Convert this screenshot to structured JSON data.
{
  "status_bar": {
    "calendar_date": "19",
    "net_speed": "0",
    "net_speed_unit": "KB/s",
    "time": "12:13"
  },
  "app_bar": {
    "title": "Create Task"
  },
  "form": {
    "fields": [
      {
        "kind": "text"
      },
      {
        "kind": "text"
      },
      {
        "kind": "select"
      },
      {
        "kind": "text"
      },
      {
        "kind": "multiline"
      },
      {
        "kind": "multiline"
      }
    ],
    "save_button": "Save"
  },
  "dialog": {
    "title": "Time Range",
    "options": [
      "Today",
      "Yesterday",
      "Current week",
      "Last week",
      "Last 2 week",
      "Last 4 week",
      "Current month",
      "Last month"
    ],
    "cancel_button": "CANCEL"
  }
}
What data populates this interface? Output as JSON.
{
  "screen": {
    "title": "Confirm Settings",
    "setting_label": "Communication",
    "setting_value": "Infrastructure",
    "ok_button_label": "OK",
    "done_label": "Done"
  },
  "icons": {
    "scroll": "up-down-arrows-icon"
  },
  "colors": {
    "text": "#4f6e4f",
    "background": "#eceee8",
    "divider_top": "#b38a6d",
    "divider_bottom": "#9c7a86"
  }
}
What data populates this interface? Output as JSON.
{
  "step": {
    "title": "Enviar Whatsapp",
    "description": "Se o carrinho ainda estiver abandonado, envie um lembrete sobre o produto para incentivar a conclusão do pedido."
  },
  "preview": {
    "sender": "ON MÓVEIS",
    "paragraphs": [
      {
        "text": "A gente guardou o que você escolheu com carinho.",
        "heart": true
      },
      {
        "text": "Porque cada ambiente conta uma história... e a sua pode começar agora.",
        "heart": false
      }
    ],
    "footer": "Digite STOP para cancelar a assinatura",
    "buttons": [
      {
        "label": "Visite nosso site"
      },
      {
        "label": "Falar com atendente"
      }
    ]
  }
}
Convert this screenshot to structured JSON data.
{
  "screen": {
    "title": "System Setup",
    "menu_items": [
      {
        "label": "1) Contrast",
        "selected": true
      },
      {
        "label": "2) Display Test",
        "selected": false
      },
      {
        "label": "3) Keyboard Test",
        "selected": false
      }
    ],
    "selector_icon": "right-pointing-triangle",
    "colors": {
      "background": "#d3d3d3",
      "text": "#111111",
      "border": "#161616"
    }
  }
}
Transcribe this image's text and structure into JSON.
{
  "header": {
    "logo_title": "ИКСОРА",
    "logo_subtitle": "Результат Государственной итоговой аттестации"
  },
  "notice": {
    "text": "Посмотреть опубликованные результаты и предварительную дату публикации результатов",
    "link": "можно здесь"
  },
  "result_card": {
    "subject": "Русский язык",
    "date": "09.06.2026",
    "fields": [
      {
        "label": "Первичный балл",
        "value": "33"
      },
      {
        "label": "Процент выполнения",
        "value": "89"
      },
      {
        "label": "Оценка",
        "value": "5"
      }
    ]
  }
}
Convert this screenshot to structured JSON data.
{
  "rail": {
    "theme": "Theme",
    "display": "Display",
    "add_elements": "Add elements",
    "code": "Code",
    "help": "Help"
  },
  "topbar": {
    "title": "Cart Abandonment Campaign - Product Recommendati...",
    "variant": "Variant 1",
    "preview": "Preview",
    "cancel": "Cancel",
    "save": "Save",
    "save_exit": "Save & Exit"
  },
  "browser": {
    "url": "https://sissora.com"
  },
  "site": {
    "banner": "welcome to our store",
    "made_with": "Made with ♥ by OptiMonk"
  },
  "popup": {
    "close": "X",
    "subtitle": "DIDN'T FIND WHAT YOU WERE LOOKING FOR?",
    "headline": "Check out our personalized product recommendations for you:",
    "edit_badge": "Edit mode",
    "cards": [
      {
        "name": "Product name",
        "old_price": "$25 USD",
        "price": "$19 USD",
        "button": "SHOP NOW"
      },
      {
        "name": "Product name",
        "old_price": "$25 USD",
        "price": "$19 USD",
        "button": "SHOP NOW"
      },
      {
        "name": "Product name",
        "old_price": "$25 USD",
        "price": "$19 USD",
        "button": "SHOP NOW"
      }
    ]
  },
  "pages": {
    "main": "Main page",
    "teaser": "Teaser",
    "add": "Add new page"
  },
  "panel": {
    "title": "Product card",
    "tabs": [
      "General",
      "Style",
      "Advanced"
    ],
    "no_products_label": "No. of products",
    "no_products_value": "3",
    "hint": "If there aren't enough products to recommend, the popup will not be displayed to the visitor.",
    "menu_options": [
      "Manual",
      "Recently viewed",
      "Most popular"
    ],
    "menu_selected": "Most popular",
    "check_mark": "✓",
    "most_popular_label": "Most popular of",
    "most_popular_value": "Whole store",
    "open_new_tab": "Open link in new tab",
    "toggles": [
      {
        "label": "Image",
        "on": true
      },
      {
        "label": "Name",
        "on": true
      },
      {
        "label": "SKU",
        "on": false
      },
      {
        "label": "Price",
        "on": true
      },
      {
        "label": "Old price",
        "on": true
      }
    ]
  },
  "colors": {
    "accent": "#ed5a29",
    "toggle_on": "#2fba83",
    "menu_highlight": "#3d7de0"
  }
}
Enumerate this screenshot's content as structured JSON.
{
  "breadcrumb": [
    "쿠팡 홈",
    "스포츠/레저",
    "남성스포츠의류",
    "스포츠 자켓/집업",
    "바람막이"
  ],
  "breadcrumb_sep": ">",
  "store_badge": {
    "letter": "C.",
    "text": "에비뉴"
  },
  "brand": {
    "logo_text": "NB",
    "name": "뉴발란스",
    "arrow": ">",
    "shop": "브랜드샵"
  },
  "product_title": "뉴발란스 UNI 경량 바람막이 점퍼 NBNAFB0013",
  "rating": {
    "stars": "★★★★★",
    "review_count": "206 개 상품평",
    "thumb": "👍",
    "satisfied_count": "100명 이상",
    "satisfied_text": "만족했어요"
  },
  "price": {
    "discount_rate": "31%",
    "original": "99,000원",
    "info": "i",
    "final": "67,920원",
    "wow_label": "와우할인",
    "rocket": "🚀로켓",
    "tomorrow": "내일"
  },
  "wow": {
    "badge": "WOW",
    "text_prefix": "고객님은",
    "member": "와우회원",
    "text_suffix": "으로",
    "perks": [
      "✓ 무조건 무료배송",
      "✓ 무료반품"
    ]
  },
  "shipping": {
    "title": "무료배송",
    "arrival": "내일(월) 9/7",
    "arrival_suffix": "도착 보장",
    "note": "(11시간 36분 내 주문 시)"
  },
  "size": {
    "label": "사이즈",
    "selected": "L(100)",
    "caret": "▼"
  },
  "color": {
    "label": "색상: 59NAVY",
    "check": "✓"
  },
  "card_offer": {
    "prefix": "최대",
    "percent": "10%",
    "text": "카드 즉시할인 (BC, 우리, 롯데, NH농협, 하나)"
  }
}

----------------

**GOAL**
Lines containing the word "background" must all be returned from the material above.

**SOLUTION TO THE PROBLEM**
    "background": "#eceee8",
      "background": "#d3d3d3",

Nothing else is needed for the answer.